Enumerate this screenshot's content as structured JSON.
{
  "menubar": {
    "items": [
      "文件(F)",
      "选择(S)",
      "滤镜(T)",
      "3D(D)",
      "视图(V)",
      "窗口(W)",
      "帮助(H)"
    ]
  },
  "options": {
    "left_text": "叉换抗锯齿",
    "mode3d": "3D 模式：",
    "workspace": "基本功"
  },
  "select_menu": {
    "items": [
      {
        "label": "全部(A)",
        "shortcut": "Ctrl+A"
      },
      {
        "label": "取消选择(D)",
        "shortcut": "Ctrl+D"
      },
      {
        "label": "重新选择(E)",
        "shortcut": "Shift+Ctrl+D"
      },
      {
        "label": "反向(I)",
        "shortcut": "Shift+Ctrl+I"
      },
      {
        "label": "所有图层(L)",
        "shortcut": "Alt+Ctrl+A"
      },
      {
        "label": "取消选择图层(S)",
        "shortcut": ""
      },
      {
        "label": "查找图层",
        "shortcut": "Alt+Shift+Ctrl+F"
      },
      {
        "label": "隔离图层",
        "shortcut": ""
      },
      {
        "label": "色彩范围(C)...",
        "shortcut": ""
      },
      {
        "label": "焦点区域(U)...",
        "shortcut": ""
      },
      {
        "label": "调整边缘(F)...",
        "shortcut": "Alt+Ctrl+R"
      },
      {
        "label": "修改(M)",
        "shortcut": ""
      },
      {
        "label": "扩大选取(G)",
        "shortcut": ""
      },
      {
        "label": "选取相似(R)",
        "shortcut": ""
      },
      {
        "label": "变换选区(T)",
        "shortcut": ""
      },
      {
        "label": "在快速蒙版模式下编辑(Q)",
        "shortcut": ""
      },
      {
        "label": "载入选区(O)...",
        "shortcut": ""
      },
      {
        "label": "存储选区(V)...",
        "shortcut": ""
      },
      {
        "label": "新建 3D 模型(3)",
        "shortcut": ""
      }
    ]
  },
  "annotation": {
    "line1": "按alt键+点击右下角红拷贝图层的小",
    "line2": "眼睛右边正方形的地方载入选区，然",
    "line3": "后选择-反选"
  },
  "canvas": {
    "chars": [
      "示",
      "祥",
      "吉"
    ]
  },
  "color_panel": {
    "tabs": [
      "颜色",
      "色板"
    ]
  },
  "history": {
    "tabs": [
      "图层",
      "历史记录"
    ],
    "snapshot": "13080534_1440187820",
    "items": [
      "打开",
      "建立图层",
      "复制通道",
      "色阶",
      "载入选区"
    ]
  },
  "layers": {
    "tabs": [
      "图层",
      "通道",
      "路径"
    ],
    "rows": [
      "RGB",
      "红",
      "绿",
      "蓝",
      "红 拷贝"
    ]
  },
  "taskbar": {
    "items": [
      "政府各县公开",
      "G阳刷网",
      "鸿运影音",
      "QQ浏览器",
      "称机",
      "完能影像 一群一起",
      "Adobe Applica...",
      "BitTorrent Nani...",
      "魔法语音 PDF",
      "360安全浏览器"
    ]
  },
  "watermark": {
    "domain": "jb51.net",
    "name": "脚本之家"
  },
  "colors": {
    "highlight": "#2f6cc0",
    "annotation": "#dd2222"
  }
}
════════════════════
* **Exercise**: Write out every entry above, word for word.

* **Task answer**:
Enumerate this screenshot's content as structured JSON.
{
  "menubar": {
    "items": [
      "文件(F)",
      "选择(S)",
      "滤镜(T)",
      "3D(D)",
      "视图(V)",
      "窗口(W)",
      "帮助(H)"
    ]
  },
  "options": {
    "left_text": "叉换抗锯齿",
    "mode3d": "3D 模式：",
    "workspace": "基本功"
  },
  "select_menu": {
    "items": [
      {
        "label": "全部(A)",
        "shortcut": "Ctrl+A"
      },
      {
        "label": "取消选择(D)",
        "shortcut": "Ctrl+D"
      },
      {
        "label": "重新选择(E)",
        "shortcut": "Shift+Ctrl+D"
      },
      {
        "label": "反向(I)",
        "shortcut": "Shift+Ctrl+I"
      },
      {
        "label": "所有图层(L)",
        "shortcut": "Alt+Ctrl+A"
      },
      {
        "label": "取消选择图层(S)",
        "shortcut": ""
      },
      {
        "label": "查找图层",
        "shortcut": "Alt+Shift+Ctrl+F"
      },
      {
        "label": "隔离图层",
        "shortcut": ""
      },
      {
        "label": "色彩范围(C)...",
        "shortcut": ""
      },
      {
        "label": "焦点区域(U)...",
        "shortcut": ""
      },
      {
        "label": "调整边缘(F)...",
        "shortcut": "Alt+Ctrl+R"
      },
      {
        "label": "修改(M)",
        "shortcut": ""
      },
      {
        "label": "扩大选取(G)",
        "shortcut": ""
      },
      {
        "label": "选取相似(R)",
        "shortcut": ""
      },
      {
        "label": "变换选区(T)",
        "shortcut": ""
      },
      {
        "label": "在快速蒙版模式下编辑(Q)",
        "shortcut": ""
      },
      {
        "label": "载入选区(O)...",
        "shortcut": ""
      },
      {
        "label": "存储选区(V)...",
        "shortcut": ""
      },
      {
        "label": "新建 3D 模型(3)",
        "shortcut": ""
      }
    ]
  },
  "annotation": {
    "line1": "按alt键+点击右下角红拷贝图层的小",
    "line2": "眼睛右边正方形的地方载入选区，然",
    "line3": "后选择-反选"
  },
  "canvas": {
    "chars": [
      "示",
      "祥",
      "吉"
    ]
  },
  "color_panel": {
    "tabs": [
      "颜色",
      "色板"
    ]
  },
  "history": {
    "tabs": [
      "图层",
      "历史记录"
    ],
    "snapshot": "13080534_1440187820",
    "items": [
      "打开",
      "建立图层",
      "复制通道",
      "色阶",
      "载入选区"
    ]
  },
  "layers": {
    "tabs": [
      "图层",
      "通道",
      "路径"
    ],
    "rows": [
      "RGB",
      "红",
      "绿",
      "蓝",
      "红 拷贝"
    ]
  },
  "taskbar": {
    "items": [
      "政府各县公开",
      "G阳刷网",
      "鸿运影音",
      "QQ浏览器",
      "称机",
      "完能影像 一群一起",
      "Adobe Applica...",
      "BitTorrent Nani...",
      "魔法语音 PDF",
      "360安全浏览器"
    ]
  },
  "watermark": {
    "domain": "jb51.net",
    "name": "脚本之家"
  },
  "colors": {
    "highlight": "#2f6cc0",
    "annotation": "#dd2222"
  }
}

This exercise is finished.